Start
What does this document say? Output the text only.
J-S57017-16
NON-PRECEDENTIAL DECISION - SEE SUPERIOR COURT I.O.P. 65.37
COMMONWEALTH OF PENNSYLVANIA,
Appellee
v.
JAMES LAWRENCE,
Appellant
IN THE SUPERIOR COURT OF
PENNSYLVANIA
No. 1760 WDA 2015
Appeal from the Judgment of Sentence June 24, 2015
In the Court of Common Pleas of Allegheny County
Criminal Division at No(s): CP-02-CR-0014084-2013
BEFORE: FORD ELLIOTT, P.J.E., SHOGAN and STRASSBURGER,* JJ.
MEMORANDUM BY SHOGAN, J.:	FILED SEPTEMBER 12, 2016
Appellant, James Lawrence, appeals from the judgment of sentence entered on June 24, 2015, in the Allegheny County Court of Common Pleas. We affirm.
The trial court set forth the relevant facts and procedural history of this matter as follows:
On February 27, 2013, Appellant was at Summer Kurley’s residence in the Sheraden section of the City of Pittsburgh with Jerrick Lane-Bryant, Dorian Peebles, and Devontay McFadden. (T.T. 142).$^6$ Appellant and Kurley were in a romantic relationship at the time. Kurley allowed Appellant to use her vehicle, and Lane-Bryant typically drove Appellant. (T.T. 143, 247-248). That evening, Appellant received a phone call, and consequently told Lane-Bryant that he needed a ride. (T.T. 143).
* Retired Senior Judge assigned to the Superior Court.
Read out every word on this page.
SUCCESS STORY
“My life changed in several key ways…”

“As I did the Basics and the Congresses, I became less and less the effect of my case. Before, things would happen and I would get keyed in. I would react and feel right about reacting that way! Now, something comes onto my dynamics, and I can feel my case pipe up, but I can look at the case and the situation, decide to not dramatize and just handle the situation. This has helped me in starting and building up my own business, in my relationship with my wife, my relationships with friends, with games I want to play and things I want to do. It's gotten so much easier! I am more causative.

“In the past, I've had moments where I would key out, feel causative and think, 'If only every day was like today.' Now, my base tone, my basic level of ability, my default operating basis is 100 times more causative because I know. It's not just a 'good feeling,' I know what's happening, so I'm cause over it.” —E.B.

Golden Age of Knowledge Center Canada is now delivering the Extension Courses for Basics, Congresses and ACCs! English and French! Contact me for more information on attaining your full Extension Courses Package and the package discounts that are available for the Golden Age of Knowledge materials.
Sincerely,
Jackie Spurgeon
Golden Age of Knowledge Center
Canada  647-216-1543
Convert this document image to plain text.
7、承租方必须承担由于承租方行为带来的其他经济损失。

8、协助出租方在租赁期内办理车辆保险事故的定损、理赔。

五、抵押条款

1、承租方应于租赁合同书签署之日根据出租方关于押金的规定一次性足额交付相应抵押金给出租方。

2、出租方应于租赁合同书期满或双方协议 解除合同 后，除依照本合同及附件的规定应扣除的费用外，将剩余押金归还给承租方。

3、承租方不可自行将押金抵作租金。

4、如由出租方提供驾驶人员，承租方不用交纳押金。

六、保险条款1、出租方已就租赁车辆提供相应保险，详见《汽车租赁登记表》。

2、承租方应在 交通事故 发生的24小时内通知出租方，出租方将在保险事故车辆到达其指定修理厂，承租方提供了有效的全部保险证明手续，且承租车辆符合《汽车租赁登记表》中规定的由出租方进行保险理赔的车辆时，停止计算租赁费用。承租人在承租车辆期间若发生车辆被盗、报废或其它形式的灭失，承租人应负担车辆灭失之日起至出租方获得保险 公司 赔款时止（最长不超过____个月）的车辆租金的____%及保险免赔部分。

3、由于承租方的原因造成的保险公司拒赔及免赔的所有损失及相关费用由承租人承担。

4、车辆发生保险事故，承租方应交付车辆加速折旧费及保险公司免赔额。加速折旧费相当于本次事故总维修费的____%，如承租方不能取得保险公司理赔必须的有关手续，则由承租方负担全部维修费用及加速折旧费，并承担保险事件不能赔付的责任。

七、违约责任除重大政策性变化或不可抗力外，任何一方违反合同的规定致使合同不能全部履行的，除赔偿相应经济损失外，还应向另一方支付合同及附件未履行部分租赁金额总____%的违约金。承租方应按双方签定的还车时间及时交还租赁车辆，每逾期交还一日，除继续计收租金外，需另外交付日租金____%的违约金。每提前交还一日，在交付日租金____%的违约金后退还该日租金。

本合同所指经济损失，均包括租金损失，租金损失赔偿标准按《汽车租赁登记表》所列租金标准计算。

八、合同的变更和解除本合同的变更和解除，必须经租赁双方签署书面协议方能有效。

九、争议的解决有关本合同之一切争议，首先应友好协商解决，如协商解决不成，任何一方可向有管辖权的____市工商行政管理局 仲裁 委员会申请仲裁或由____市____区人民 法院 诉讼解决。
End
WHAT THE EXERCISE ASKS
Each line of the listing above should be output exactly.

TASK SOLUTION
What does this document say? Output the text only.
J-S57017-16
NON-PRECEDENTIAL DECISION - SEE SUPERIOR COURT I.O.P. 65.37
COMMONWEALTH OF PENNSYLVANIA,
Appellee
v.
JAMES LAWRENCE,
Appellant
IN THE SUPERIOR COURT OF
PENNSYLVANIA
No. 1760 WDA 2015
Appeal from the Judgment of Sentence June 24, 2015
In the Court of Common Pleas of Allegheny County
Criminal Division at No(s): CP-02-CR-0014084-2013
BEFORE: FORD ELLIOTT, P.J.E., SHOGAN and STRASSBURGER,* JJ.
MEMORANDUM BY SHOGAN, J.:	FILED SEPTEMBER 12, 2016
Appellant, James Lawrence, appeals from the judgment of sentence entered on June 24, 2015, in the Allegheny County Court of Common Pleas. We affirm.
The trial court set forth the relevant facts and procedural history of this matter as follows:
On February 27, 2013, Appellant was at Summer Kurley’s residence in the Sheraden section of the City of Pittsburgh with Jerrick Lane-Bryant, Dorian Peebles, and Devontay McFadden. (T.T. 142).$^6$ Appellant and Kurley were in a romantic relationship at the time. Kurley allowed Appellant to use her vehicle, and Lane-Bryant typically drove Appellant. (T.T. 143, 247-248). That evening, Appellant received a phone call, and consequently told Lane-Bryant that he needed a ride. (T.T. 143).
* Retired Senior Judge assigned to the Superior Court.
Read out every word on this page.
SUCCESS STORY
“My life changed in several key ways…”

“As I did the Basics and the Congresses, I became less and less the effect of my case. Before, things would happen and I would get keyed in. I would react and feel right about reacting that way! Now, something comes onto my dynamics, and I can feel my case pipe up, but I can look at the case and the situation, decide to not dramatize and just handle the situation. This has helped me in starting and building up my own business, in my relationship with my wife, my relationships with friends, with games I want to play and things I want to do. It's gotten so much easier! I am more causative.

“In the past, I've had moments where I would key out, feel causative and think, 'If only every day was like today.' Now, my base tone, my basic level of ability, my default operating basis is 100 times more causative because I know. It's not just a 'good feeling,' I know what's happening, so I'm cause over it.” —E.B.

Golden Age of Knowledge Center Canada is now delivering the Extension Courses for Basics, Congresses and ACCs! English and French! Contact me for more information on attaining your full Extension Courses Package and the package discounts that are available for the Golden Age of Knowledge materials.
Sincerely,
Jackie Spurgeon
Golden Age of Knowledge Center
Canada  647-216-1543
Convert this document image to plain text.
7、承租方必须承担由于承租方行为带来的其他经济损失。

8、协助出租方在租赁期内办理车辆保险事故的定损、理赔。

五、抵押条款

1、承租方应于租赁合同书签署之日根据出租方关于押金的规定一次性足额交付相应抵押金给出租方。

2、出租方应于租赁合同书期满或双方协议 解除合同 后，除依照本合同及附件的规定应扣除的费用外，将剩余押金归还给承租方。

3、承租方不可自行将押金抵作租金。

4、如由出租方提供驾驶人员，承租方不用交纳押金。

六、保险条款1、出租方已就租赁车辆提供相应保险，详见《汽车租赁登记表》。

2、承租方应在 交通事故 发生的24小时内通知出租方，出租方将在保险事故车辆到达其指定修理厂，承租方提供了有效的全部保险证明手续，且承租车辆符合《汽车租赁登记表》中规定的由出租方进行保险理赔的车辆时，停止计算租赁费用。承租人在承租车辆期间若发生车辆被盗、报废或其它形式的灭失，承租人应负担车辆灭失之日起至出租方获得保险 公司 赔款时止（最长不超过____个月）的车辆租金的____%及保险免赔部分。

3、由于承租方的原因造成的保险公司拒赔及免赔的所有损失及相关费用由承租人承担。

4、车辆发生保险事故，承租方应交付车辆加速折旧费及保险公司免赔额。加速折旧费相当于本次事故总维修费的____%，如承租方不能取得保险公司理赔必须的有关手续，则由承租方负担全部维修费用及加速折旧费，并承担保险事件不能赔付的责任。

七、违约责任除重大政策性变化或不可抗力外，任何一方违反合同的规定致使合同不能全部履行的，除赔偿相应经济损失外，还应向另一方支付合同及附件未履行部分租赁金额总____%的违约金。承租方应按双方签定的还车时间及时交还租赁车辆，每逾期交还一日，除继续计收租金外，需另外交付日租金____%的违约金。每提前交还一日，在交付日租金____%的违约金后退还该日租金。

本合同所指经济损失，均包括租金损失，租金损失赔偿标准按《汽车租赁登记表》所列租金标准计算。

八、合同的变更和解除本合同的变更和解除，必须经租赁双方签署书面协议方能有效。

九、争议的解决有关本合同之一切争议，首先应友好协商解决，如协商解决不成，任何一方可向有管辖权的____市工商行政管理局 仲裁 委员会申请仲裁或由____市____区人民 法院 诉讼解决。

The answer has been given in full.